Task prompt:
Could you quote, exactly as they stand, the lines running from the one with "Convert this document image to plain text." to the final line of the material?

* * *

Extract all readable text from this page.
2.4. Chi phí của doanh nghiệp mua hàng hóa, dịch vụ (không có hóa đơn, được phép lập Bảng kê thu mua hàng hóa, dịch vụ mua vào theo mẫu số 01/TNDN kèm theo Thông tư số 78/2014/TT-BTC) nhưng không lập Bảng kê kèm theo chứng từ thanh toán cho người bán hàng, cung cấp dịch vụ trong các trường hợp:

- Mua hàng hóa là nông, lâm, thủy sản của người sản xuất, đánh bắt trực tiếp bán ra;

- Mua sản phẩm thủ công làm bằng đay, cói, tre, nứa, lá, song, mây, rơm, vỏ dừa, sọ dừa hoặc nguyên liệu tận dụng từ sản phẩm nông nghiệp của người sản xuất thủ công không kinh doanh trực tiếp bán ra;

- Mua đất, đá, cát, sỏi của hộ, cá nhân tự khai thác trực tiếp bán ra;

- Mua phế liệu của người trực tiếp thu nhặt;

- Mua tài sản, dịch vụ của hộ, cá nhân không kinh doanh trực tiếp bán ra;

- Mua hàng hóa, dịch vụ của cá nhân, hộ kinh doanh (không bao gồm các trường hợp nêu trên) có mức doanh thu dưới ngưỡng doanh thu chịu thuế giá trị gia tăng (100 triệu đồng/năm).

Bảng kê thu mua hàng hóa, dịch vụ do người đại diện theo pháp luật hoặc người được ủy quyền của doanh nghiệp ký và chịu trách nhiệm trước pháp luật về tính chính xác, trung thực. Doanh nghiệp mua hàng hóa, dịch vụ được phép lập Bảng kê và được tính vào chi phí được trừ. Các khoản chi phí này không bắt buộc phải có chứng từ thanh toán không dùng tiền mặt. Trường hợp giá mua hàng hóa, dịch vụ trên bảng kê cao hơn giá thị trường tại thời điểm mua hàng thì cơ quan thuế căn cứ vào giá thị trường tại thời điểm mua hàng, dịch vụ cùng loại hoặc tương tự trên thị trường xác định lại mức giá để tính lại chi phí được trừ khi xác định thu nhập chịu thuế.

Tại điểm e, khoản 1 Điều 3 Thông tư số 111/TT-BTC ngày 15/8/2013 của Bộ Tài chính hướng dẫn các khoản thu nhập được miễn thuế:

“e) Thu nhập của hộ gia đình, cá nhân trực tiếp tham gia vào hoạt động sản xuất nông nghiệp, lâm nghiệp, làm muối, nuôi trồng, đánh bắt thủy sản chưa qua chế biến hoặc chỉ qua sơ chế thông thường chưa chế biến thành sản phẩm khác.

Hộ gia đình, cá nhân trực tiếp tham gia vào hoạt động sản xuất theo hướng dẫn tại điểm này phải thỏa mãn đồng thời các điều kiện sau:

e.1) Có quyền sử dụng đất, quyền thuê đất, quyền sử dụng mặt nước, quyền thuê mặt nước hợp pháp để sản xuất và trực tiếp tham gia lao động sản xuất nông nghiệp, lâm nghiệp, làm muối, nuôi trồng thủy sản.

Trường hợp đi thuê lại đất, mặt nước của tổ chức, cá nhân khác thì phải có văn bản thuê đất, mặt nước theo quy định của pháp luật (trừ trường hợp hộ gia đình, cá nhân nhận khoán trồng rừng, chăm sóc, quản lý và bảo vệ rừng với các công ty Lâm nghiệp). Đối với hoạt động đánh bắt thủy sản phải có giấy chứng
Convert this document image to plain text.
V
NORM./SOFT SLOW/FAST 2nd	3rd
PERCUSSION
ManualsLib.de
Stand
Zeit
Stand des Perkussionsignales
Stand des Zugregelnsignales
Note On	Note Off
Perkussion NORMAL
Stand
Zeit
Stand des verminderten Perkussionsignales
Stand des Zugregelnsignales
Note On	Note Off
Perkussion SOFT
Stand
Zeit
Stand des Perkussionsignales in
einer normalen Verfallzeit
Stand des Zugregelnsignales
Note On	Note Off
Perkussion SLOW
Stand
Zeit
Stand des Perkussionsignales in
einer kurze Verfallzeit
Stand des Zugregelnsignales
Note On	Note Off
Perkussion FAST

* * *

Finished task:
Convert this document image to plain text.
V
NORM./SOFT SLOW/FAST 2nd	3rd
PERCUSSION
ManualsLib.de
Stand
Zeit
Stand des Perkussionsignales
Stand des Zugregelnsignales
Note On	Note Off
Perkussion NORMAL
Stand
Zeit
Stand des verminderten Perkussionsignales
Stand des Zugregelnsignales
Note On	Note Off
Perkussion SOFT
Stand
Zeit
Stand des Perkussionsignales in
einer normalen Verfallzeit
Stand des Zugregelnsignales
Note On	Note Off
Perkussion SLOW
Stand
Zeit
Stand des Perkussionsignales in
einer kurze Verfallzeit
Stand des Zugregelnsignales
Note On	Note Off
Perkussion FAST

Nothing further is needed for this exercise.